_WHAT YOU SHOULD DO_: Track down the lines that contain "name" and copy them.

_RECORDS SUPPLIED_:
►

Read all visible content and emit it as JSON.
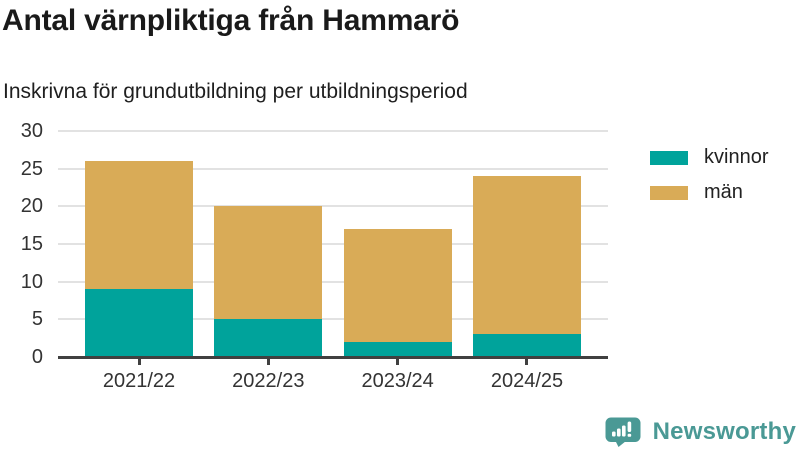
{
  "header": {
    "title": "Antal värnpliktiga från Hammarö",
    "subtitle": "Inskrivna för grundutbildning per utbildningsperiod"
  },
  "chart_data": {
    "type": "bar",
    "stacked": true,
    "categories": [
      "2021/22",
      "2022/23",
      "2023/24",
      "2024/25"
    ],
    "series": [
      {
        "name": "kvinnor",
        "color": "#00a39b",
        "values": [
          9,
          5,
          2,
          3
        ]
      },
      {
        "name": "män",
        "color": "#d9ab57",
        "values": [
          17,
          15,
          15,
          21
        ]
      }
    ],
    "totals": [
      26,
      20,
      17,
      24
    ],
    "yticks": [
      0,
      5,
      10,
      15,
      20,
      25,
      30
    ],
    "ylim": [
      0,
      30
    ],
    "xlabel": "",
    "ylabel": "",
    "grid": true,
    "legend_position": "right",
    "colors": {
      "gridline": "#e2e2e2",
      "axis": "#404040",
      "tick_text": "#333333"
    }
  },
  "footer": {
    "brand": "Newsworthy",
    "brand_color": "#4a9995",
    "logo_icon": "bar-chart-speech-bubble-icon"
  }
}
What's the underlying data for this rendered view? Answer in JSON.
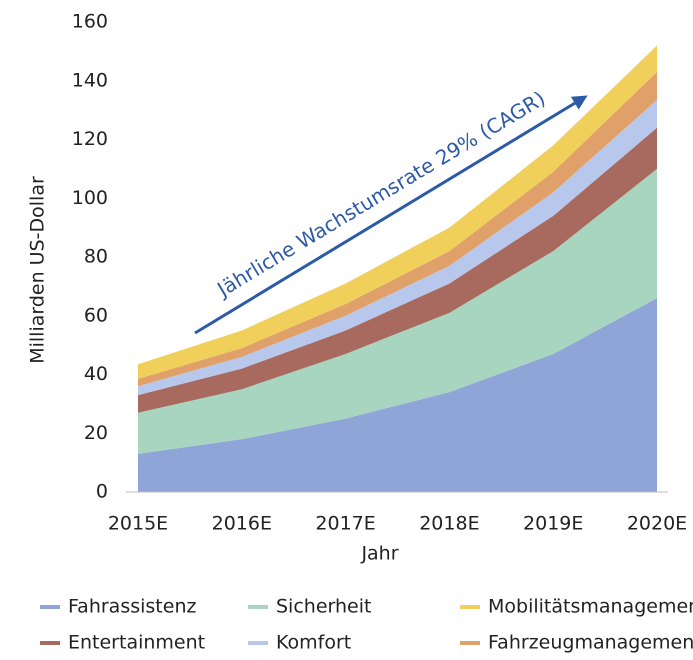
{
  "chart_data": {
    "type": "area",
    "stacked": true,
    "annotation": "Jährliche Wachstumsrate 29% (CAGR)",
    "xlabel": "Jahr",
    "ylabel": "Milliarden US-Dollar",
    "categories": [
      "2015E",
      "2016E",
      "2017E",
      "2018E",
      "2019E",
      "2020E"
    ],
    "series": [
      {
        "name": "Fahrassistenz",
        "color": "#8fa5d8",
        "values": [
          13,
          18,
          25,
          34,
          47,
          66
        ]
      },
      {
        "name": "Sicherheit",
        "color": "#a8d5c0",
        "values": [
          14,
          17,
          22,
          27,
          35,
          44
        ]
      },
      {
        "name": "Entertainment",
        "color": "#a86a5e",
        "values": [
          6,
          7,
          8,
          10,
          12,
          14
        ]
      },
      {
        "name": "Komfort",
        "color": "#b8c8ec",
        "values": [
          3,
          4,
          5,
          6,
          8,
          9.5
        ]
      },
      {
        "name": "Fahrzeugmanagement",
        "color": "#e0a06a",
        "values": [
          2.5,
          3,
          4,
          5,
          7,
          9.5
        ]
      },
      {
        "name": "Mobilitätsmanagement",
        "color": "#f0d05a",
        "values": [
          5,
          6,
          7,
          8,
          9,
          9
        ]
      }
    ],
    "ylim": [
      0,
      160
    ],
    "yticks": [
      0,
      20,
      40,
      60,
      80,
      100,
      120,
      140,
      160
    ],
    "grid": false
  }
}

◄

_WORKED SOLUTION_:
        "name": "kvinnor",
        "name": "män",
        "name": "Fahrassistenz",
        "name": "Sicherheit",
        "name": "Entertainment",
        "name": "Komfort",
        "name": "Fahrzeugmanagement",
        "name": "Mobilitätsmanagement",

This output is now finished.